# What is asked
Copy out every record below exactly as written, but leave out any pictures.

## start Data provided

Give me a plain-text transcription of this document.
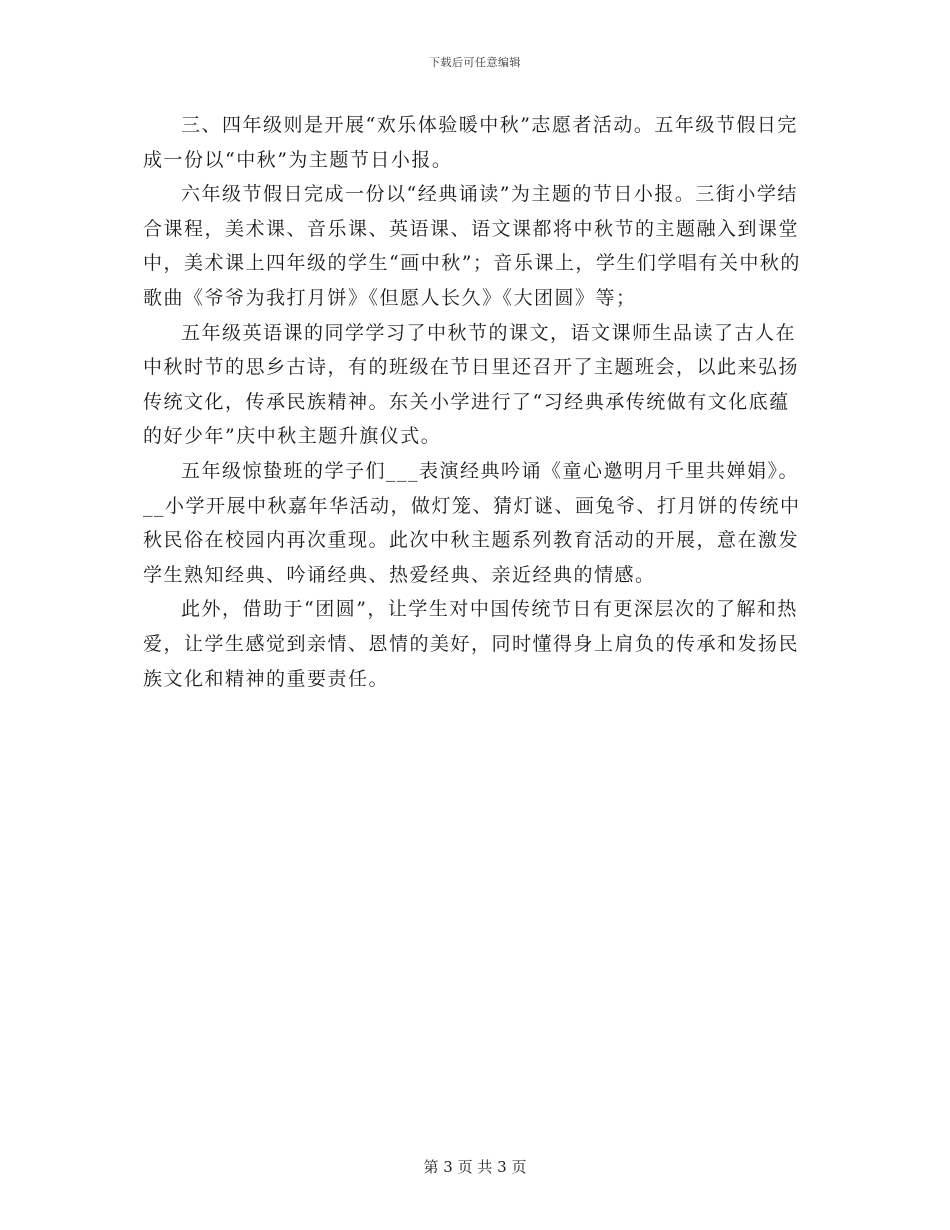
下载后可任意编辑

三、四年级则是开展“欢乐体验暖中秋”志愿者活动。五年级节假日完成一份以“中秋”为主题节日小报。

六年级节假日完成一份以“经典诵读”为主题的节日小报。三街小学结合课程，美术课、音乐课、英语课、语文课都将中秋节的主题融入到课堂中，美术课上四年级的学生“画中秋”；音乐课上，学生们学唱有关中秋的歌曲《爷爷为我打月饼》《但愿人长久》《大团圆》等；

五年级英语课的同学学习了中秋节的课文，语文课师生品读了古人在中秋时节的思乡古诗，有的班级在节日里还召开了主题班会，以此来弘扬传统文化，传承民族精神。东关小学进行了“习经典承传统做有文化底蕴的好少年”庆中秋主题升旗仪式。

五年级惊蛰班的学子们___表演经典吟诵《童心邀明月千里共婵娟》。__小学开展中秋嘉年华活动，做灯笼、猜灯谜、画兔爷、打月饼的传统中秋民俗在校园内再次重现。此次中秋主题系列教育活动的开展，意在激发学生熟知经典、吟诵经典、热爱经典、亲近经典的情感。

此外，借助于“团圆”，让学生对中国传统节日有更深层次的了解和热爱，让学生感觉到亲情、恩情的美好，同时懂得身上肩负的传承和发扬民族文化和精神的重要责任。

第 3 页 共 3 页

## end Data provided

# Solution to this problem
Give me a plain-text transcription of this document.
下载后可任意编辑

三、四年级则是开展“欢乐体验暖中秋”志愿者活动。五年级节假日完成一份以“中秋”为主题节日小报。

六年级节假日完成一份以“经典诵读”为主题的节日小报。三街小学结合课程，美术课、音乐课、英语课、语文课都将中秋节的主题融入到课堂中，美术课上四年级的学生“画中秋”；音乐课上，学生们学唱有关中秋的歌曲《爷爷为我打月饼》《但愿人长久》《大团圆》等；

五年级英语课的同学学习了中秋节的课文，语文课师生品读了古人在中秋时节的思乡古诗，有的班级在节日里还召开了主题班会，以此来弘扬传统文化，传承民族精神。东关小学进行了“习经典承传统做有文化底蕴的好少年”庆中秋主题升旗仪式。

五年级惊蛰班的学子们___表演经典吟诵《童心邀明月千里共婵娟》。__小学开展中秋嘉年华活动，做灯笼、猜灯谜、画兔爷、打月饼的传统中秋民俗在校园内再次重现。此次中秋主题系列教育活动的开展，意在激发学生熟知经典、吟诵经典、热爱经典、亲近经典的情感。

此外，借助于“团圆”，让学生对中国传统节日有更深层次的了解和热爱，让学生感觉到亲情、恩情的美好，同时懂得身上肩负的传承和发扬民族文化和精神的重要责任。

第 3 页 共 3 页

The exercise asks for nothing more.